====== EXCERPTED DATA

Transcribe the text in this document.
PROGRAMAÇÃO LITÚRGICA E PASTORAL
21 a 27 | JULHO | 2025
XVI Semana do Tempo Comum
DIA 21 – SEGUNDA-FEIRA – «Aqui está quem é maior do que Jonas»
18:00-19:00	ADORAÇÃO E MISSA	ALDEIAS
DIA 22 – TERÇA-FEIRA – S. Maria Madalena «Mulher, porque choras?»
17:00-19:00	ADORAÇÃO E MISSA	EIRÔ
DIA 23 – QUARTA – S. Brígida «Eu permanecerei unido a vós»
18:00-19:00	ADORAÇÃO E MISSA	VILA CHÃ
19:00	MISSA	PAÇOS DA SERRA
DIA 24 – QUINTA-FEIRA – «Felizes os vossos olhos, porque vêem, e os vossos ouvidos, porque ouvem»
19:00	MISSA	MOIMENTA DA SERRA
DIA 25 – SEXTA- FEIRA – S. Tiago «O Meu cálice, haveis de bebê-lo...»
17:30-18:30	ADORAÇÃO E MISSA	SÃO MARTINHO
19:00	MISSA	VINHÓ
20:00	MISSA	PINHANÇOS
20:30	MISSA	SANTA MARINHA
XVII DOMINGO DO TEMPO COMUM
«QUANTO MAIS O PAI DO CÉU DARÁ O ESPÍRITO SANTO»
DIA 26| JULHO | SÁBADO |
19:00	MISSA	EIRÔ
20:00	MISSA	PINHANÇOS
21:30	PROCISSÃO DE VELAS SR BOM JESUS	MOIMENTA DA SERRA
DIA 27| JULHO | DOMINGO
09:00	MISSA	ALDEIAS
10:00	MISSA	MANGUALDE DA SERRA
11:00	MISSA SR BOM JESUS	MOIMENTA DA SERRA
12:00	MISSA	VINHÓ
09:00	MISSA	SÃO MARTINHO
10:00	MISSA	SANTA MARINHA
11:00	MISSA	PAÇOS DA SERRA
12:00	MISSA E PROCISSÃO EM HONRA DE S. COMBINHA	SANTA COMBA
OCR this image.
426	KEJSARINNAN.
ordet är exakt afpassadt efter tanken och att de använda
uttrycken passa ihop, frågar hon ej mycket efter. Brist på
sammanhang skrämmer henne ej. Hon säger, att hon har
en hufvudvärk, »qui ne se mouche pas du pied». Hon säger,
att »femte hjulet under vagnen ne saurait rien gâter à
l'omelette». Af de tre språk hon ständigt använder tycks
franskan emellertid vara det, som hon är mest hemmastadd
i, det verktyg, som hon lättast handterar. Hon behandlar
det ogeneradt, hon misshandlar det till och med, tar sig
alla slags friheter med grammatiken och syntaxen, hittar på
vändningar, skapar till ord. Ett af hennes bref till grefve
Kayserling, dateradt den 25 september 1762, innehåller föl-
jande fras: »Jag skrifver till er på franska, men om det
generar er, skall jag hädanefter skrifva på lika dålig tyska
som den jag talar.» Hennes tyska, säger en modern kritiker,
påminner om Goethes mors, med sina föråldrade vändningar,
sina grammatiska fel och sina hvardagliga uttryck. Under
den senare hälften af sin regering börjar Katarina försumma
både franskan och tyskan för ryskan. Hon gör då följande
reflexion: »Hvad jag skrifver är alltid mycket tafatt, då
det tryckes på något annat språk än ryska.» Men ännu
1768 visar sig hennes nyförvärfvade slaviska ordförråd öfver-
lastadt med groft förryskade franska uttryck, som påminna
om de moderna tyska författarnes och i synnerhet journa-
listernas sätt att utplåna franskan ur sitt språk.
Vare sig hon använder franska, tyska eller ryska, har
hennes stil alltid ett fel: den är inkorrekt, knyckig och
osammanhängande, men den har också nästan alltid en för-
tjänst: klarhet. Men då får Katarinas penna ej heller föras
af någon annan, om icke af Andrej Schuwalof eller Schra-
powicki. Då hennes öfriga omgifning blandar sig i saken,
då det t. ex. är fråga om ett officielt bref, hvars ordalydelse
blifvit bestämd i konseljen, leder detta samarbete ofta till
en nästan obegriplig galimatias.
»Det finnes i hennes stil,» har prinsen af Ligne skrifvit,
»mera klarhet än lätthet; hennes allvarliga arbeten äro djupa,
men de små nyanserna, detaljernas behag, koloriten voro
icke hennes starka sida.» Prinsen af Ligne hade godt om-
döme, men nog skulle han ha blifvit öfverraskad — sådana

============

YOUR OBJECTIVE |
Report all lines of the data that include the word "blifvit".

RESPONSE TO THE TASK |
blifvit bestämd i konseljen, leder detta samarbete ofta till
döme, men nog skulle han ha blifvit öfverraskad — sådana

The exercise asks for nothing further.